= TASK =
Reproduce the records exactly.

= ROWS =
>>>

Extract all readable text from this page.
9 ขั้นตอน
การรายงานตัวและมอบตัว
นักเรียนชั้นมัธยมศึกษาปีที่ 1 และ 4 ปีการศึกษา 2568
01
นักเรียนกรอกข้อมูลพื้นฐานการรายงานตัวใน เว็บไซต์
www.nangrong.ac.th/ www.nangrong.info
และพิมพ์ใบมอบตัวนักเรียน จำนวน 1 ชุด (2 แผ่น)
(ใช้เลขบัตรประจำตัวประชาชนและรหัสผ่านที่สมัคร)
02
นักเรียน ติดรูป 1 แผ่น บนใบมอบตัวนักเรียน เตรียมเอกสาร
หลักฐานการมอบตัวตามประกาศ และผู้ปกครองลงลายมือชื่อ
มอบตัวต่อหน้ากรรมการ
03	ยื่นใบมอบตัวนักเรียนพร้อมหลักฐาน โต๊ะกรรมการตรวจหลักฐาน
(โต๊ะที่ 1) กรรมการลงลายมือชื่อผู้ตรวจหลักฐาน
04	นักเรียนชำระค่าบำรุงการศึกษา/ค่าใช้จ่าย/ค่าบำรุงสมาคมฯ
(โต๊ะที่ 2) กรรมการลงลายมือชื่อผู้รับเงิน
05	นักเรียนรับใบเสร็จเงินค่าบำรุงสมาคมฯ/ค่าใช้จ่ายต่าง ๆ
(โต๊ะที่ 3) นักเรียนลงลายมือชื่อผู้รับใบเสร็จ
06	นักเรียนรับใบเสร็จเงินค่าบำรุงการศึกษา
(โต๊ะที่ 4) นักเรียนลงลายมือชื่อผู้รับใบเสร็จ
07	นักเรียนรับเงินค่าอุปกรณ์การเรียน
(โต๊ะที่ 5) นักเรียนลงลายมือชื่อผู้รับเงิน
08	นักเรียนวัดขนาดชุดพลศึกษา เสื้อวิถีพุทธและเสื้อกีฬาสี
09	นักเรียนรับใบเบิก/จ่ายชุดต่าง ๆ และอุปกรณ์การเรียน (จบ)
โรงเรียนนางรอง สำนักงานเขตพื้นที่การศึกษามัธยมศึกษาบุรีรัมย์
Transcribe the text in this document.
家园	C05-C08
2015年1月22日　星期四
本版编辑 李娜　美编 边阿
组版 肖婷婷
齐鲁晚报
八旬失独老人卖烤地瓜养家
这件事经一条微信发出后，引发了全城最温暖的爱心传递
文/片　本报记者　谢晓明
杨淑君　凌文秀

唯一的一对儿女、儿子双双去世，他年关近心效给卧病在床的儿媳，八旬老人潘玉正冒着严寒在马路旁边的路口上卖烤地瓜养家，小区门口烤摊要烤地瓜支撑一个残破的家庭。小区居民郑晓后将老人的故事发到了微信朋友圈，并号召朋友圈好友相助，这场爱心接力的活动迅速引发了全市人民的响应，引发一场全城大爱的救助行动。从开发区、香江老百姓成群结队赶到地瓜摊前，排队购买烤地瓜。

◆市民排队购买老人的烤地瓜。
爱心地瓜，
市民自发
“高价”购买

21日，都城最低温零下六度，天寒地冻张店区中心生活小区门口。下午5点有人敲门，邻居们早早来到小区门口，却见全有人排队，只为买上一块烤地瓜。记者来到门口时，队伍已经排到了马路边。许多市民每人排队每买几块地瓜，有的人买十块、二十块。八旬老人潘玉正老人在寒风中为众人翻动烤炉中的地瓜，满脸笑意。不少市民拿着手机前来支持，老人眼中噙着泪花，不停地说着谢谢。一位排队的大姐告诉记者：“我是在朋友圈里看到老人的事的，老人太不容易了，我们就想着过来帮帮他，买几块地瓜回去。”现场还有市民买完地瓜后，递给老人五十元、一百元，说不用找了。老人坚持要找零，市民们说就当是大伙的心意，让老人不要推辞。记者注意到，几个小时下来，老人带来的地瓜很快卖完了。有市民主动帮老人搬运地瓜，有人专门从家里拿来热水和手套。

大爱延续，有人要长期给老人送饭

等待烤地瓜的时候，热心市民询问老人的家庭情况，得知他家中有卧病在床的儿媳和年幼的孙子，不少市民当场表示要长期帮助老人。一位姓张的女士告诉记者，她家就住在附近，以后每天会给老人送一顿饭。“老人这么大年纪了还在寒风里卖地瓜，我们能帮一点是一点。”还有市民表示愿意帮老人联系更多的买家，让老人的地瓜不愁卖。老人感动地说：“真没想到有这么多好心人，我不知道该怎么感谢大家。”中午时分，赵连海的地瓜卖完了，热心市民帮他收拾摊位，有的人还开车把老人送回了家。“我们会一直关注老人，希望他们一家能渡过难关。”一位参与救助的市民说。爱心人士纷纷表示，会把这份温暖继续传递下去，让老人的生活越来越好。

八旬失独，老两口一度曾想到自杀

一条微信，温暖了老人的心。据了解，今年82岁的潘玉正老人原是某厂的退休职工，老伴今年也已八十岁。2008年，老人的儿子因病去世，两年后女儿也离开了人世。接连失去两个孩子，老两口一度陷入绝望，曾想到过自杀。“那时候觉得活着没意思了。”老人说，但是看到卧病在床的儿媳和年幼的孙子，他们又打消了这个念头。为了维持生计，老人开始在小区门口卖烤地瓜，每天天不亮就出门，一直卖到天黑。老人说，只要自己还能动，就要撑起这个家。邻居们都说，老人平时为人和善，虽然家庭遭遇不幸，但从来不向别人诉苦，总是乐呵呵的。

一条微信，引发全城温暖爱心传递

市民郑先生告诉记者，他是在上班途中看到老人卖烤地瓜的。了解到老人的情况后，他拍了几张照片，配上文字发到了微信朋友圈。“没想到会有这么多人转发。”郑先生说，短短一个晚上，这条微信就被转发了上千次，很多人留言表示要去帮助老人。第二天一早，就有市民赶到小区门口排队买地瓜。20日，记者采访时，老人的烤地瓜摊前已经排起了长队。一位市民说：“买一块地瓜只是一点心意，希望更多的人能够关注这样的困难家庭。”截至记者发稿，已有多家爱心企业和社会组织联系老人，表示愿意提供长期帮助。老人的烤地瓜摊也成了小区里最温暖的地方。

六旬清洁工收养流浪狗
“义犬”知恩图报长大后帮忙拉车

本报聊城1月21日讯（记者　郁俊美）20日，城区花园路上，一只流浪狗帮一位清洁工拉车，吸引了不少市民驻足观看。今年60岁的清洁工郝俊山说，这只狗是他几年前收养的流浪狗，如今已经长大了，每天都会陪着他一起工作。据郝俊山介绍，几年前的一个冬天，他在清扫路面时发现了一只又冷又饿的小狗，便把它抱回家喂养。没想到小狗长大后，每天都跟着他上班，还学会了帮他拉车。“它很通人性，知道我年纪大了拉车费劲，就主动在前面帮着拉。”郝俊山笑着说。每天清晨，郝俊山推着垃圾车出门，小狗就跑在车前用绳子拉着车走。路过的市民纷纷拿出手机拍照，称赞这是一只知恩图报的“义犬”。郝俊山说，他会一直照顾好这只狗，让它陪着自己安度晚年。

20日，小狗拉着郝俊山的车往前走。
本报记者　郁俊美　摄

<<<

= PROBLEM SOLUTION =
Extract all readable text from this page.
9 ขั้นตอน
การรายงานตัวและมอบตัว
นักเรียนชั้นมัธยมศึกษาปีที่ 1 และ 4 ปีการศึกษา 2568
01
นักเรียนกรอกข้อมูลพื้นฐานการรายงานตัวใน เว็บไซต์
www.nangrong.ac.th/ www.nangrong.info
และพิมพ์ใบมอบตัวนักเรียน จำนวน 1 ชุด (2 แผ่น)
(ใช้เลขบัตรประจำตัวประชาชนและรหัสผ่านที่สมัคร)
02
นักเรียน ติดรูป 1 แผ่น บนใบมอบตัวนักเรียน เตรียมเอกสาร
หลักฐานการมอบตัวตามประกาศ และผู้ปกครองลงลายมือชื่อ
มอบตัวต่อหน้ากรรมการ
03	ยื่นใบมอบตัวนักเรียนพร้อมหลักฐาน โต๊ะกรรมการตรวจหลักฐาน
(โต๊ะที่ 1) กรรมการลงลายมือชื่อผู้ตรวจหลักฐาน
04	นักเรียนชำระค่าบำรุงการศึกษา/ค่าใช้จ่าย/ค่าบำรุงสมาคมฯ
(โต๊ะที่ 2) กรรมการลงลายมือชื่อผู้รับเงิน
05	นักเรียนรับใบเสร็จเงินค่าบำรุงสมาคมฯ/ค่าใช้จ่ายต่าง ๆ
(โต๊ะที่ 3) นักเรียนลงลายมือชื่อผู้รับใบเสร็จ
06	นักเรียนรับใบเสร็จเงินค่าบำรุงการศึกษา
(โต๊ะที่ 4) นักเรียนลงลายมือชื่อผู้รับใบเสร็จ
07	นักเรียนรับเงินค่าอุปกรณ์การเรียน
(โต๊ะที่ 5) นักเรียนลงลายมือชื่อผู้รับเงิน
08	นักเรียนวัดขนาดชุดพลศึกษา เสื้อวิถีพุทธและเสื้อกีฬาสี
09	นักเรียนรับใบเบิก/จ่ายชุดต่าง ๆ และอุปกรณ์การเรียน (จบ)
โรงเรียนนางรอง สำนักงานเขตพื้นที่การศึกษามัธยมศึกษาบุรีรัมย์
Transcribe the text in this document.
家园	C05-C08
2015年1月22日　星期四
本版编辑 李娜　美编 边阿
组版 肖婷婷
齐鲁晚报
八旬失独老人卖烤地瓜养家
这件事经一条微信发出后，引发了全城最温暖的爱心传递
文/片　本报记者　谢晓明
杨淑君　凌文秀

唯一的一对儿女、儿子双双去世，他年关近心效给卧病在床的儿媳，八旬老人潘玉正冒着严寒在马路旁边的路口上卖烤地瓜养家，小区门口烤摊要烤地瓜支撑一个残破的家庭。小区居民郑晓后将老人的故事发到了微信朋友圈，并号召朋友圈好友相助，这场爱心接力的活动迅速引发了全市人民的响应，引发一场全城大爱的救助行动。从开发区、香江老百姓成群结队赶到地瓜摊前，排队购买烤地瓜。

◆市民排队购买老人的烤地瓜。
爱心地瓜，
市民自发
“高价”购买

21日，都城最低温零下六度，天寒地冻张店区中心生活小区门口。下午5点有人敲门，邻居们早早来到小区门口，却见全有人排队，只为买上一块烤地瓜。记者来到门口时，队伍已经排到了马路边。许多市民每人排队每买几块地瓜，有的人买十块、二十块。八旬老人潘玉正老人在寒风中为众人翻动烤炉中的地瓜，满脸笑意。不少市民拿着手机前来支持，老人眼中噙着泪花，不停地说着谢谢。一位排队的大姐告诉记者：“我是在朋友圈里看到老人的事的，老人太不容易了，我们就想着过来帮帮他，买几块地瓜回去。”现场还有市民买完地瓜后，递给老人五十元、一百元，说不用找了。老人坚持要找零，市民们说就当是大伙的心意，让老人不要推辞。记者注意到，几个小时下来，老人带来的地瓜很快卖完了。有市民主动帮老人搬运地瓜，有人专门从家里拿来热水和手套。

大爱延续，有人要长期给老人送饭

等待烤地瓜的时候，热心市民询问老人的家庭情况，得知他家中有卧病在床的儿媳和年幼的孙子，不少市民当场表示要长期帮助老人。一位姓张的女士告诉记者，她家就住在附近，以后每天会给老人送一顿饭。“老人这么大年纪了还在寒风里卖地瓜，我们能帮一点是一点。”还有市民表示愿意帮老人联系更多的买家，让老人的地瓜不愁卖。老人感动地说：“真没想到有这么多好心人，我不知道该怎么感谢大家。”中午时分，赵连海的地瓜卖完了，热心市民帮他收拾摊位，有的人还开车把老人送回了家。“我们会一直关注老人，希望他们一家能渡过难关。”一位参与救助的市民说。爱心人士纷纷表示，会把这份温暖继续传递下去，让老人的生活越来越好。

八旬失独，老两口一度曾想到自杀

一条微信，温暖了老人的心。据了解，今年82岁的潘玉正老人原是某厂的退休职工，老伴今年也已八十岁。2008年，老人的儿子因病去世，两年后女儿也离开了人世。接连失去两个孩子，老两口一度陷入绝望，曾想到过自杀。“那时候觉得活着没意思了。”老人说，但是看到卧病在床的儿媳和年幼的孙子，他们又打消了这个念头。为了维持生计，老人开始在小区门口卖烤地瓜，每天天不亮就出门，一直卖到天黑。老人说，只要自己还能动，就要撑起这个家。邻居们都说，老人平时为人和善，虽然家庭遭遇不幸，但从来不向别人诉苦，总是乐呵呵的。

一条微信，引发全城温暖爱心传递

市民郑先生告诉记者，他是在上班途中看到老人卖烤地瓜的。了解到老人的情况后，他拍了几张照片，配上文字发到了微信朋友圈。“没想到会有这么多人转发。”郑先生说，短短一个晚上，这条微信就被转发了上千次，很多人留言表示要去帮助老人。第二天一早，就有市民赶到小区门口排队买地瓜。20日，记者采访时，老人的烤地瓜摊前已经排起了长队。一位市民说：“买一块地瓜只是一点心意，希望更多的人能够关注这样的困难家庭。”截至记者发稿，已有多家爱心企业和社会组织联系老人，表示愿意提供长期帮助。老人的烤地瓜摊也成了小区里最温暖的地方。

六旬清洁工收养流浪狗
“义犬”知恩图报长大后帮忙拉车

本报聊城1月21日讯（记者　郁俊美）20日，城区花园路上，一只流浪狗帮一位清洁工拉车，吸引了不少市民驻足观看。今年60岁的清洁工郝俊山说，这只狗是他几年前收养的流浪狗，如今已经长大了，每天都会陪着他一起工作。据郝俊山介绍，几年前的一个冬天，他在清扫路面时发现了一只又冷又饿的小狗，便把它抱回家喂养。没想到小狗长大后，每天都跟着他上班，还学会了帮他拉车。“它很通人性，知道我年纪大了拉车费劲，就主动在前面帮着拉。”郝俊山笑着说。每天清晨，郝俊山推着垃圾车出门，小狗就跑在车前用绳子拉着车走。路过的市民纷纷拿出手机拍照，称赞这是一只知恩图报的“义犬”。郝俊山说，他会一直照顾好这只狗，让它陪着自己安度晚年。

20日，小狗拉着郝俊山的车往前走。
本报记者　郁俊美　摄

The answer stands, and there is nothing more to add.